Task description: Which lines in the records below hold the word "cells"? Copy each of them.

----- Entries shown

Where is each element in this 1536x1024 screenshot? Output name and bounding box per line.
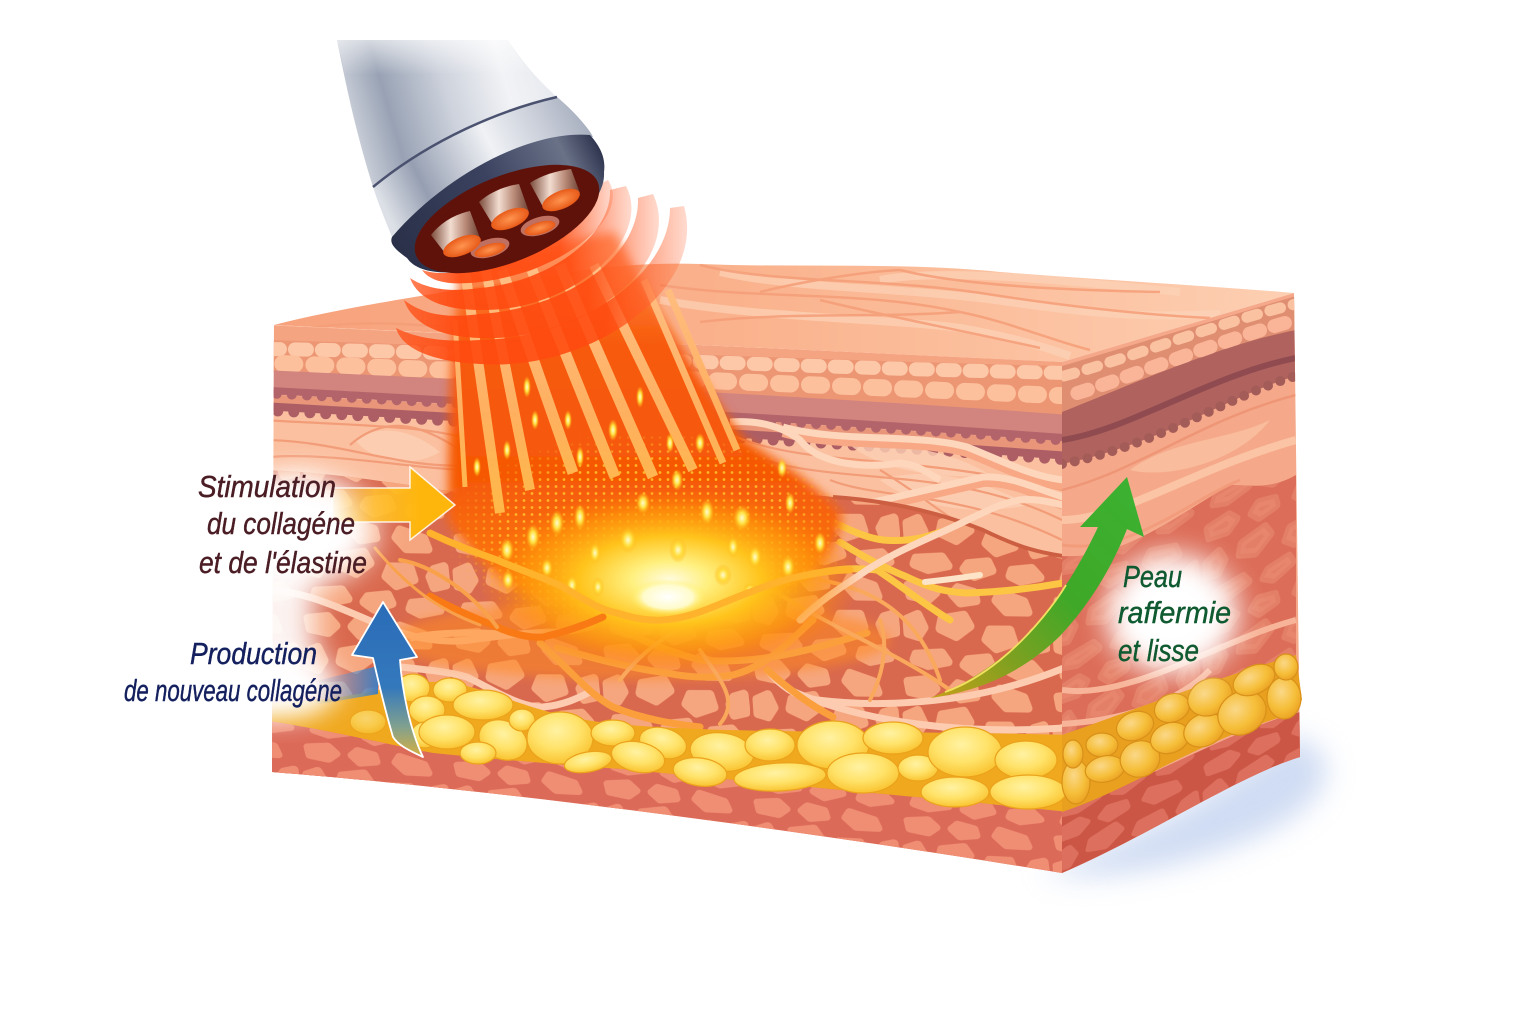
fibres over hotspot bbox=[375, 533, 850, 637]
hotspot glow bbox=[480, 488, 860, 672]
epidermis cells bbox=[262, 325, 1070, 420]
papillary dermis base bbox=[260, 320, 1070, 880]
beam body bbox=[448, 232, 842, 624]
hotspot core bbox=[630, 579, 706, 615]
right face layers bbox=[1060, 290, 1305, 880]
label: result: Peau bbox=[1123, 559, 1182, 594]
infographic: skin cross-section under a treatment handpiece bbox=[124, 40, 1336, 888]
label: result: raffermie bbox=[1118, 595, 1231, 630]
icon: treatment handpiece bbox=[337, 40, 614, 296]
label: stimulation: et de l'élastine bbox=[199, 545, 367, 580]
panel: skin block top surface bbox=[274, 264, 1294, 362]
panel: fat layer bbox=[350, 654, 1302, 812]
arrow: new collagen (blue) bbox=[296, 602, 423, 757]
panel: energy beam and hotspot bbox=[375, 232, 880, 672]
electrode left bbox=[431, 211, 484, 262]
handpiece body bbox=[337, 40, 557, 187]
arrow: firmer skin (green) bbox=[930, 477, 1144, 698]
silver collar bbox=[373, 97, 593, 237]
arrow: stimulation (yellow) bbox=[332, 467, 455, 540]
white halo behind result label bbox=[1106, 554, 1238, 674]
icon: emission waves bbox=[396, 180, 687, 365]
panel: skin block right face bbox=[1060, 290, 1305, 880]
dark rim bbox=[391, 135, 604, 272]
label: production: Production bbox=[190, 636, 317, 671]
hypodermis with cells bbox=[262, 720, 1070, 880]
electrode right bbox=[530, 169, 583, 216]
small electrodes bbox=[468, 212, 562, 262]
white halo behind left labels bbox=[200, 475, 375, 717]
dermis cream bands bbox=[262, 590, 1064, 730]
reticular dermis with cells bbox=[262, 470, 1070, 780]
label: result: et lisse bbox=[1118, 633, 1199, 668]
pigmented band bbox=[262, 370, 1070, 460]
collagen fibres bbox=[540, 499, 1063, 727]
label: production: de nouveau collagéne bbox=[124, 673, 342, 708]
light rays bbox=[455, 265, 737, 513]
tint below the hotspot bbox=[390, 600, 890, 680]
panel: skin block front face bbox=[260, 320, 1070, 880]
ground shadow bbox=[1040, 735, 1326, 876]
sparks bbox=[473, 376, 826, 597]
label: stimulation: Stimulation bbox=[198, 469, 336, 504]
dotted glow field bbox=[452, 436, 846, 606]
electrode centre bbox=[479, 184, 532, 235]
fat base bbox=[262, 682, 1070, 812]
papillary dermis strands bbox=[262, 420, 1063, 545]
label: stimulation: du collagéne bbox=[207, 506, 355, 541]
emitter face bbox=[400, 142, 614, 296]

----------

Exercise result:
epidermis cells bbox=[262, 325, 1070, 420]
hypodermis with cells bbox=[262, 720, 1070, 880]
reticular dermis with cells bbox=[262, 470, 1070, 780]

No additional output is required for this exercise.